[START OF Records supplied]
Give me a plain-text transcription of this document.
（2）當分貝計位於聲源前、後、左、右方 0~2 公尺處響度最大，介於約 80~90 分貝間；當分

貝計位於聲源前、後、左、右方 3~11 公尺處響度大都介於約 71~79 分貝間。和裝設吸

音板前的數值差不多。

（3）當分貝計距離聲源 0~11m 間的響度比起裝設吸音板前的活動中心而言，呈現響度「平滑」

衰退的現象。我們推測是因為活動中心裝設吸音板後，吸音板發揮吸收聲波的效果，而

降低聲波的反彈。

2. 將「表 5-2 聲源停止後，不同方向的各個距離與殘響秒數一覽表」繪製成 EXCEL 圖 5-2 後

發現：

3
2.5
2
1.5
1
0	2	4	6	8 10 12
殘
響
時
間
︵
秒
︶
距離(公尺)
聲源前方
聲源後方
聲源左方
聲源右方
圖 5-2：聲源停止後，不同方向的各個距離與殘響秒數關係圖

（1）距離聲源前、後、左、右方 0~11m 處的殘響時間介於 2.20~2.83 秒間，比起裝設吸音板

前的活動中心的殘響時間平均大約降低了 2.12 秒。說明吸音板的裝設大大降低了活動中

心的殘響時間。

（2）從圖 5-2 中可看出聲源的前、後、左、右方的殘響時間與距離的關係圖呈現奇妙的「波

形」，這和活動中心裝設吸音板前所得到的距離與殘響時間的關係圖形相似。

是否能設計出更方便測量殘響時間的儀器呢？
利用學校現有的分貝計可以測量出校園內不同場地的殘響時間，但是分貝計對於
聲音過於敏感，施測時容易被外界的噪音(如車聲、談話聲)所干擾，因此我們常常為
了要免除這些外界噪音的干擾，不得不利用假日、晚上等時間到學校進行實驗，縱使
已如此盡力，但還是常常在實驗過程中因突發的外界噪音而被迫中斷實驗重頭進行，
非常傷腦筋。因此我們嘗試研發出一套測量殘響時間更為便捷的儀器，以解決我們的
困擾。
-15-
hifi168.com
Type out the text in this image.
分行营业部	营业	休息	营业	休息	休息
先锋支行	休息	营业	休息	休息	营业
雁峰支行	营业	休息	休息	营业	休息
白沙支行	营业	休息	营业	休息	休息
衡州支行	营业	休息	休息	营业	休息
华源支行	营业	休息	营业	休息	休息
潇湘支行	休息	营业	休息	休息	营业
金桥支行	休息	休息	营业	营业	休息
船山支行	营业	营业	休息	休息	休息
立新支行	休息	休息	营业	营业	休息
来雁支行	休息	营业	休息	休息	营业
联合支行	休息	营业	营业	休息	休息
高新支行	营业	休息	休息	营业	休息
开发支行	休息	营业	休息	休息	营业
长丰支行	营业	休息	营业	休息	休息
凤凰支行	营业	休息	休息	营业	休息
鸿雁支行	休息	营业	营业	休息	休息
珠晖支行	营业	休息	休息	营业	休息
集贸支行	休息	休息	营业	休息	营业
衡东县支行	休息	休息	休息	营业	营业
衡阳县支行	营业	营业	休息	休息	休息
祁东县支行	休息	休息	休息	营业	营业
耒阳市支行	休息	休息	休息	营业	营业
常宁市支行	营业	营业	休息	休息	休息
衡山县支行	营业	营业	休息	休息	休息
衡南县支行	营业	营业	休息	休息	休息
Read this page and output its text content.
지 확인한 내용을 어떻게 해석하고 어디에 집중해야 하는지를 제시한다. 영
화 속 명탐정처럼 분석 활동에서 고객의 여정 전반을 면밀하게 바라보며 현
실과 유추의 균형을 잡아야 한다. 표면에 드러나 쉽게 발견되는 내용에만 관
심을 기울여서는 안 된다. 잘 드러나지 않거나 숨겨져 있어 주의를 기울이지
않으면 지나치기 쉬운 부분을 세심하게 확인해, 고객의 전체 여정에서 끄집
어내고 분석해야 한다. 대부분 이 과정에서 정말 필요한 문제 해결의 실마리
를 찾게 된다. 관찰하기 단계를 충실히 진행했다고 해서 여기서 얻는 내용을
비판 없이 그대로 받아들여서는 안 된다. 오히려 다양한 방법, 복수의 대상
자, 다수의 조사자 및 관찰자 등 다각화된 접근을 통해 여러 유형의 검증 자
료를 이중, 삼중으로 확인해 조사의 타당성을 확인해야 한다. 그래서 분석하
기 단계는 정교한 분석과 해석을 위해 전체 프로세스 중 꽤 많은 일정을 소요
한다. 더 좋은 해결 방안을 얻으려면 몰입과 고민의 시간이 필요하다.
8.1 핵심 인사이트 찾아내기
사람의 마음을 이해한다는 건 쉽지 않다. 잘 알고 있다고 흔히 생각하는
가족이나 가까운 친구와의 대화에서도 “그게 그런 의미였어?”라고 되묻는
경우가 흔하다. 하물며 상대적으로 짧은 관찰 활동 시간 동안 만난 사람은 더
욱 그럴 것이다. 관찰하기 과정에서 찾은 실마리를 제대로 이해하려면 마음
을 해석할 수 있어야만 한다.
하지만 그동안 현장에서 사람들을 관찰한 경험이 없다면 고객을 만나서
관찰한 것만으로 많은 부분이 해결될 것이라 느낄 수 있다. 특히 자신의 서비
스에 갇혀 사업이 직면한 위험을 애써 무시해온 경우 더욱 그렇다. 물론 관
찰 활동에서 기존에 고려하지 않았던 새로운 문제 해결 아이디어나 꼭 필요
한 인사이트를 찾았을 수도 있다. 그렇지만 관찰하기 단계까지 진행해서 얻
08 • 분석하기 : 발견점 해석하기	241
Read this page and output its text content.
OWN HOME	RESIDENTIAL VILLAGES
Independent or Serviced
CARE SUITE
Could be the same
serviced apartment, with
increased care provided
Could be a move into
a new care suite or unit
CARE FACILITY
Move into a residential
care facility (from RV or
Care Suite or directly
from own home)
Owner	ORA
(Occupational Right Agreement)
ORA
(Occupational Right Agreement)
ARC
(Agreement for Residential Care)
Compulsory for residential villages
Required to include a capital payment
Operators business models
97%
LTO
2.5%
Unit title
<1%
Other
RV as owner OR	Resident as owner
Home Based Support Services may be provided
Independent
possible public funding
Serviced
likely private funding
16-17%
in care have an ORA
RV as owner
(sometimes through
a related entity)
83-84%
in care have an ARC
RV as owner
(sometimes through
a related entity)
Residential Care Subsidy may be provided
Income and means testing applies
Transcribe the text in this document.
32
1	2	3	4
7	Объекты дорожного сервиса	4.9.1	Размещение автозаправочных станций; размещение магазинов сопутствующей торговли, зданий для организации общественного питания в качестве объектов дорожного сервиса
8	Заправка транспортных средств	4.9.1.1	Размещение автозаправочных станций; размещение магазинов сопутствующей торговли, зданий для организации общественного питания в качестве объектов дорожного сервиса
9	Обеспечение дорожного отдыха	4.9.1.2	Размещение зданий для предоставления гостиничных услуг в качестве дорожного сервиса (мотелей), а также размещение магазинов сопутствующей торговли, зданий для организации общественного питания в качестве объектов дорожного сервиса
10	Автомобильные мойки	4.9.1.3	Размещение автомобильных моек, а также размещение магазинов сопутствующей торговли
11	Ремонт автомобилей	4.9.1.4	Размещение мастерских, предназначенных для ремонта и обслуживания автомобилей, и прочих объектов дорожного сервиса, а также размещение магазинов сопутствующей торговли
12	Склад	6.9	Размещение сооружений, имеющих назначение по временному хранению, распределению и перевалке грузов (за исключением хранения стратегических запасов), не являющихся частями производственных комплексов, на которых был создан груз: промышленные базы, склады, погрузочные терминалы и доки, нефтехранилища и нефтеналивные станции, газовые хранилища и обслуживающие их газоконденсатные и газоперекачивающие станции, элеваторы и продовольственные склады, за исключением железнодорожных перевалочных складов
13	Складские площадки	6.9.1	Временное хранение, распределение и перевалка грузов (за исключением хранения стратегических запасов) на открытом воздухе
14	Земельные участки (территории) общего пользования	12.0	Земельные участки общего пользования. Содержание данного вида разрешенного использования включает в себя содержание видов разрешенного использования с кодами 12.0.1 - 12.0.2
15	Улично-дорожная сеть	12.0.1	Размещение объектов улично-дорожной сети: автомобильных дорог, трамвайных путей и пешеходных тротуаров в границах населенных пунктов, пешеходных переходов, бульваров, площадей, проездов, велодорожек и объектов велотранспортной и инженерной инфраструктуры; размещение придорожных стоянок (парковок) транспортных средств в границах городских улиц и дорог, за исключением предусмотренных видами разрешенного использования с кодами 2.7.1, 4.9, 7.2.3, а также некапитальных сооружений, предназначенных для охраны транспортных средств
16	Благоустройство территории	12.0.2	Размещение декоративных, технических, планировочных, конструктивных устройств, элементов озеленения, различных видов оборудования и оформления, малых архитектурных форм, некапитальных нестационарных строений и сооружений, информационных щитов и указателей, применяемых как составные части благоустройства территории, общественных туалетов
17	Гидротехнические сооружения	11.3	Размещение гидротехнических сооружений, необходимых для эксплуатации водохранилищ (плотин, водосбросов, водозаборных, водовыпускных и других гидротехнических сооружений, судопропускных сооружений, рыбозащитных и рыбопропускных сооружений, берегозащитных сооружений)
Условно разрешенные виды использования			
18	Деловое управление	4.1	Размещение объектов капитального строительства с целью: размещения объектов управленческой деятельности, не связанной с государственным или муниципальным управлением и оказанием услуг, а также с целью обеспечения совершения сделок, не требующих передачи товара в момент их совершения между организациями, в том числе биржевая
[END OF Records supplied]
From the entries, copy out each line containing the word "have".

in care have an ORA
in care have an ARC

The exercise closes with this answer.